Begin

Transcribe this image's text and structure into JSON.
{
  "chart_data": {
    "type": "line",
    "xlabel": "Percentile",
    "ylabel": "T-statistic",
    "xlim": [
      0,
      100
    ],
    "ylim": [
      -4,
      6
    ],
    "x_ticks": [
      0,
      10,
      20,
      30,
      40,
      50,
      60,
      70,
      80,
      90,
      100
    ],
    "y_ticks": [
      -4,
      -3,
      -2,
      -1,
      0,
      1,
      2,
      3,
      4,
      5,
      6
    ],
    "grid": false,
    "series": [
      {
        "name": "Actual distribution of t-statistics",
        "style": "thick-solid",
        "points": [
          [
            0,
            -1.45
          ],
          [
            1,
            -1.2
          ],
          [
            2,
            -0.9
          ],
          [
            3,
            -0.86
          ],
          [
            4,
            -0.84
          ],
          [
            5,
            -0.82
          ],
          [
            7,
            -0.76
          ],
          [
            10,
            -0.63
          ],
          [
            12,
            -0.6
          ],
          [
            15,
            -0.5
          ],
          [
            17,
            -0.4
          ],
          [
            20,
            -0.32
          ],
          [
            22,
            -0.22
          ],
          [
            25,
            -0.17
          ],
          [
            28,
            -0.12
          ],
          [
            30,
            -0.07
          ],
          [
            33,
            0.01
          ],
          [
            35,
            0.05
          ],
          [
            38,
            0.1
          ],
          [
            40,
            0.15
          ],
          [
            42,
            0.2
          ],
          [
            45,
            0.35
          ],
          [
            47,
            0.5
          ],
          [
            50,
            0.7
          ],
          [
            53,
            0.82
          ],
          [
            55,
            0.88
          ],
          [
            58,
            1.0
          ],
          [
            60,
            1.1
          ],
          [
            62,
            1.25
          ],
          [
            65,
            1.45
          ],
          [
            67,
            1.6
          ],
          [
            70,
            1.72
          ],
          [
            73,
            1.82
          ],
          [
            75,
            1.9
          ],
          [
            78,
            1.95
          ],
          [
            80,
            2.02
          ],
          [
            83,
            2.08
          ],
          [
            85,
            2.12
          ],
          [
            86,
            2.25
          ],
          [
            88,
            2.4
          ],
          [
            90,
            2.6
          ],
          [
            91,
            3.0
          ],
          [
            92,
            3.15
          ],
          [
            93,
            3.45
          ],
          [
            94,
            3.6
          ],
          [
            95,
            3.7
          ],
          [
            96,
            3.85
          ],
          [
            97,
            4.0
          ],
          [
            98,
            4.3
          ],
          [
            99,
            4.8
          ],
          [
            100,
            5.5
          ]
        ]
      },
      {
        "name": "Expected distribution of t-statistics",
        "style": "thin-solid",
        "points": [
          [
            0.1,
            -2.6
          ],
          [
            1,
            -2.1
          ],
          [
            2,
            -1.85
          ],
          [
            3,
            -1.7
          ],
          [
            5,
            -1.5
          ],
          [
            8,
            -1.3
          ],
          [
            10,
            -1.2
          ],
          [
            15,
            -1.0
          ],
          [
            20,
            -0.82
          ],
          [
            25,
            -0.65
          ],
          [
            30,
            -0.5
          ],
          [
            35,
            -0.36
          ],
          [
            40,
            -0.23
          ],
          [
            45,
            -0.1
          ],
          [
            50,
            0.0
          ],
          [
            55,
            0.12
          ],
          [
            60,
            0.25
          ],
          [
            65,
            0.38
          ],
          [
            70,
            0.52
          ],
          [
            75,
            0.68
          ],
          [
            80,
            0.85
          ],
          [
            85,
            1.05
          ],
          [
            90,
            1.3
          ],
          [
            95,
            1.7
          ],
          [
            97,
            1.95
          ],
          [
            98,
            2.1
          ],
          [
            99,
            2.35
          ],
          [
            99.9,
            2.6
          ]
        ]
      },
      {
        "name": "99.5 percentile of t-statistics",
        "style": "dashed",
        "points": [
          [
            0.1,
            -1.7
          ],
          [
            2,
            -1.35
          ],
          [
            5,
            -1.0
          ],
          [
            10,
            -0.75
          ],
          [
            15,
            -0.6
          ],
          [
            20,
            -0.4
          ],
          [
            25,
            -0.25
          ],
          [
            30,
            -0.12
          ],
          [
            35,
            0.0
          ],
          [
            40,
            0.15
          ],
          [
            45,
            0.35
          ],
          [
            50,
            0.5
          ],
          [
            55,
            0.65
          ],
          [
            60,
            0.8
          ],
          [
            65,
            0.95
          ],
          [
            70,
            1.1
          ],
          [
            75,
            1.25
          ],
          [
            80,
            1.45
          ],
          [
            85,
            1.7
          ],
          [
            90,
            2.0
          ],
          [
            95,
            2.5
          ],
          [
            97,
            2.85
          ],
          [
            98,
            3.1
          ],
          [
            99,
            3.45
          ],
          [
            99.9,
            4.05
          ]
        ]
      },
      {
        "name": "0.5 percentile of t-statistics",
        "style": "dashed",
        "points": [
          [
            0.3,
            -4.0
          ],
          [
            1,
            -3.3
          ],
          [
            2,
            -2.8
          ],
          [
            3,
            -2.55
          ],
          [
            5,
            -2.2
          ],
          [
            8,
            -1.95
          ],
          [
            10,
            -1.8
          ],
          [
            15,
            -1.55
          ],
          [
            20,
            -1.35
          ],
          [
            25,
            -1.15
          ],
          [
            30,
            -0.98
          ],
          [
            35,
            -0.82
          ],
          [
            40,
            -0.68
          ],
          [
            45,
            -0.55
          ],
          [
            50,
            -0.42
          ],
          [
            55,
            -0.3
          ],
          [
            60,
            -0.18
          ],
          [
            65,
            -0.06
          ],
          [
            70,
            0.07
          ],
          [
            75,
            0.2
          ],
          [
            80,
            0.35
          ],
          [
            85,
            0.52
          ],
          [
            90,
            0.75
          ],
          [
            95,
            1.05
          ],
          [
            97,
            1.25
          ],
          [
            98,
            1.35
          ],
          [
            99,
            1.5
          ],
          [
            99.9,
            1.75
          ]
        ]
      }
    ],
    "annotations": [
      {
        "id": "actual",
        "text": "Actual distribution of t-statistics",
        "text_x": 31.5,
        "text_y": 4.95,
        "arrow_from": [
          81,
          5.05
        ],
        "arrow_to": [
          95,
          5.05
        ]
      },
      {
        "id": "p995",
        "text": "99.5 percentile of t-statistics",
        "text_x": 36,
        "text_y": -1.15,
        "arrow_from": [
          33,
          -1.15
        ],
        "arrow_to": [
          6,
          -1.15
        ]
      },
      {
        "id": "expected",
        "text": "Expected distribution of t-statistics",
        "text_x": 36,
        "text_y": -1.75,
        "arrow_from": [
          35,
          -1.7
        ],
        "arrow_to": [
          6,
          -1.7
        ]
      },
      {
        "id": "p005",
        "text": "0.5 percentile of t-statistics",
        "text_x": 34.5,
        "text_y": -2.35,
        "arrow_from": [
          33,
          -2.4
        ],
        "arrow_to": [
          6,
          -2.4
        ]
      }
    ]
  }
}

End

**DIRECTIONS:**
Look through the material above. Copy each line where the word "name" appears.

**OUTPUT BELOW:**
        "name": "Actual distribution of t-statistics",
        "name": "Expected distribution of t-statistics",
        "name": "99.5 percentile of t-statistics",
        "name": "0.5 percentile of t-statistics",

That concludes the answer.